* _Direction_
Select the lines of the records containing the word "Backup" and list them.

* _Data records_

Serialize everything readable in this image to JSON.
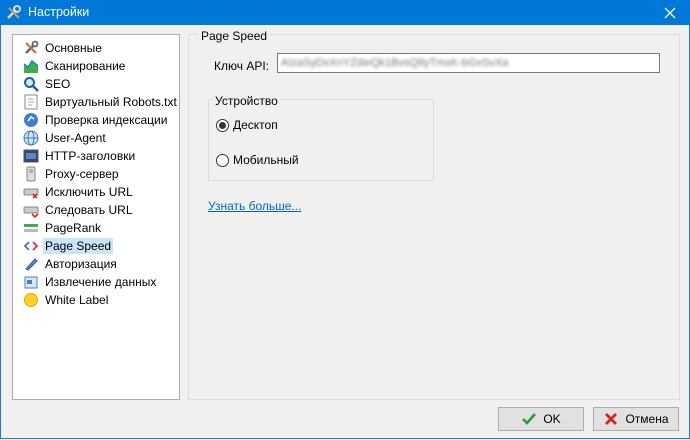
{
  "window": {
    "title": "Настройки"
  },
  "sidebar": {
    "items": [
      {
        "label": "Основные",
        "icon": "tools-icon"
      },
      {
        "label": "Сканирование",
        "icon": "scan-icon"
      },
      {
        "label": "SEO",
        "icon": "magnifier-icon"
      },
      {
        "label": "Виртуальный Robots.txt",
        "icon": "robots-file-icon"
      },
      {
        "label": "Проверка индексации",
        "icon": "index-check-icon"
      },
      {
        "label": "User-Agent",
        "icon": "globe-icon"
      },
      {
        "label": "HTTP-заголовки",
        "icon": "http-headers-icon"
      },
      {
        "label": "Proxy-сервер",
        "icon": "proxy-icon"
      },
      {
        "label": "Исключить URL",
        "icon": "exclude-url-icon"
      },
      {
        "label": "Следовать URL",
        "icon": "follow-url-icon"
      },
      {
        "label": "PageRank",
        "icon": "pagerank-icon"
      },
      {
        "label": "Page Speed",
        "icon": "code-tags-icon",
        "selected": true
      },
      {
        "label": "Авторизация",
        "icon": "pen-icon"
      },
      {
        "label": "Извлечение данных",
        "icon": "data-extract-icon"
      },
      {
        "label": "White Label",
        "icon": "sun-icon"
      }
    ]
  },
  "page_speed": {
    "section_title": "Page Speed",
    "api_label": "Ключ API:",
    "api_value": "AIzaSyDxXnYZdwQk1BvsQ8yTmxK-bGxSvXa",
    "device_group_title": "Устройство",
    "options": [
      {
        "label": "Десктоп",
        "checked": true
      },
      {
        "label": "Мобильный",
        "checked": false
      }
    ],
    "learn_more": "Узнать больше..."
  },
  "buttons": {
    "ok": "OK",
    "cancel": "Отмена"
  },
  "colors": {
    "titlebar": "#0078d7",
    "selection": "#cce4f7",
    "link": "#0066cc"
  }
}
==
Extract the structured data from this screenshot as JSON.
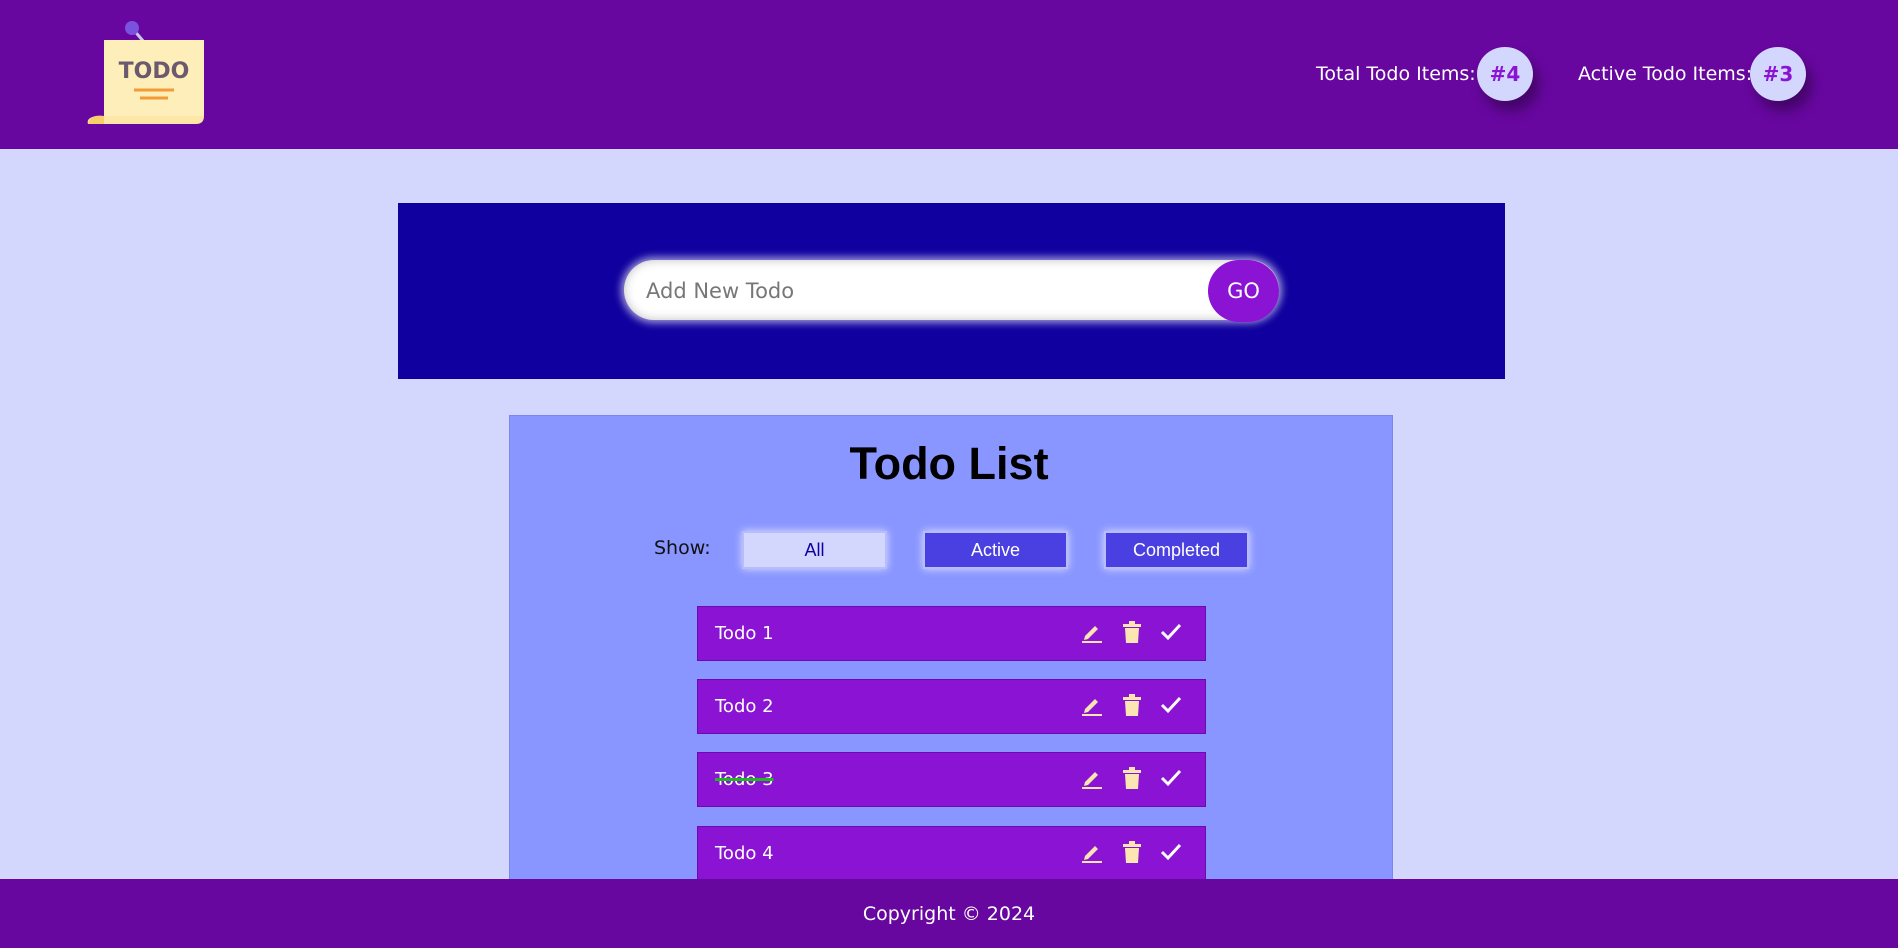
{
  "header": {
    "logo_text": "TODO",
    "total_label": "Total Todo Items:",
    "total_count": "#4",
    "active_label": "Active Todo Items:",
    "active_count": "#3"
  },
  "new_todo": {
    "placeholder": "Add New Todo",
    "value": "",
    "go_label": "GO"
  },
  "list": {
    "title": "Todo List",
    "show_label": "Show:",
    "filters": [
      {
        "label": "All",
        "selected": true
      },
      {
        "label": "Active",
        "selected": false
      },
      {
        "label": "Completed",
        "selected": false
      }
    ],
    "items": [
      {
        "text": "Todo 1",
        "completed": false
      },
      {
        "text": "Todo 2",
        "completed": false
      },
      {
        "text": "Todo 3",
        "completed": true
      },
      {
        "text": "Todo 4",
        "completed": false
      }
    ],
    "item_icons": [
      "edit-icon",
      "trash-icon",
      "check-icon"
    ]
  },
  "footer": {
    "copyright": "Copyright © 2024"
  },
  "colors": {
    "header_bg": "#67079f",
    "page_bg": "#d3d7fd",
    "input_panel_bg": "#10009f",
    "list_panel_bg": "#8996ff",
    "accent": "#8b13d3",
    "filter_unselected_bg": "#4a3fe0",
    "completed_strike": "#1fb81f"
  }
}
* * *
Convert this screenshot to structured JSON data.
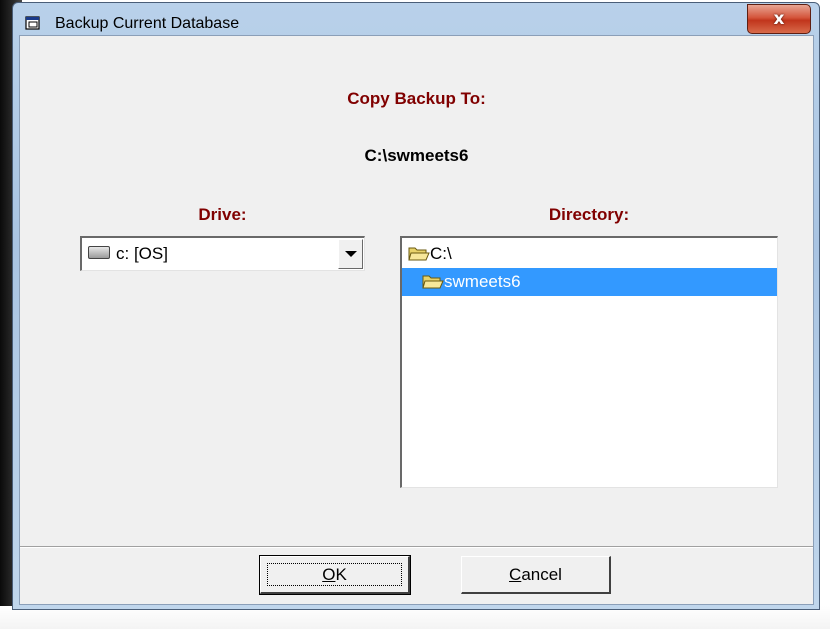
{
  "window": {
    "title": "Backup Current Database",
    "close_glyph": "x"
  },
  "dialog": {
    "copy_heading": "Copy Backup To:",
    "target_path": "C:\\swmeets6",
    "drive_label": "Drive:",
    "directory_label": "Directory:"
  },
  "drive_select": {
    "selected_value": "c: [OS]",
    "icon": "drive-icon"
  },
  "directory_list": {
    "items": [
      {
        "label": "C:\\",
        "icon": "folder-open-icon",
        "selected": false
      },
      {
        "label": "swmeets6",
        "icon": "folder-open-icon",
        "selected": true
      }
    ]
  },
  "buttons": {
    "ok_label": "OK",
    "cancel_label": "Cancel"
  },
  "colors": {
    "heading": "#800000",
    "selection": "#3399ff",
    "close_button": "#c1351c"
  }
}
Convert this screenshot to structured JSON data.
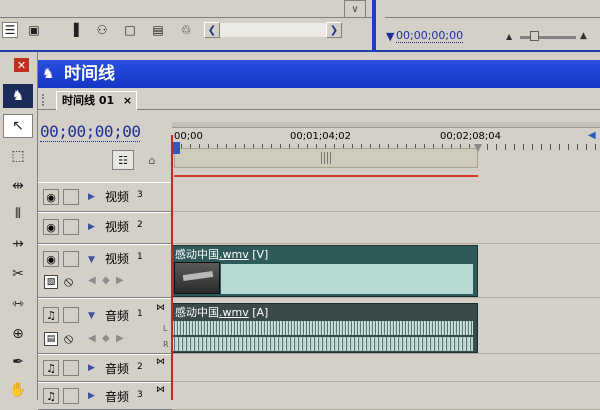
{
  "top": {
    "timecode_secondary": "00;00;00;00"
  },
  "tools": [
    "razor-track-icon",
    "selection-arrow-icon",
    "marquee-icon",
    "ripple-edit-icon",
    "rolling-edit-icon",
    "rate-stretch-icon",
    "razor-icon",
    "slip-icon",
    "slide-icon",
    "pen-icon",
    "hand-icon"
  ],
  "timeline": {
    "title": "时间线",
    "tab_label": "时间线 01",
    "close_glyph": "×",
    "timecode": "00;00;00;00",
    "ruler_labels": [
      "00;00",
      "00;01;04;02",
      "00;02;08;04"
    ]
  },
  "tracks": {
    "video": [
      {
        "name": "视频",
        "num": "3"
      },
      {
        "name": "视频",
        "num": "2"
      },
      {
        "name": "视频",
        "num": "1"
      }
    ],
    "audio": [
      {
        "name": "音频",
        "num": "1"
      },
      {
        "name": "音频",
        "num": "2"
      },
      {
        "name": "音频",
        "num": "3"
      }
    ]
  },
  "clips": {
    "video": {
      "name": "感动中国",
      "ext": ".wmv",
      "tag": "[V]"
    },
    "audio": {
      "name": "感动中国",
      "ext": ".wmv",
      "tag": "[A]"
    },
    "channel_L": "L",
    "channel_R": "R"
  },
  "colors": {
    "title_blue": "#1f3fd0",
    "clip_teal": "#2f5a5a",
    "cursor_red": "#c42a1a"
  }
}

* _Answer to this problem_
    "title": "Backup Current Database",
    "copy_heading": "Copy Backup To:",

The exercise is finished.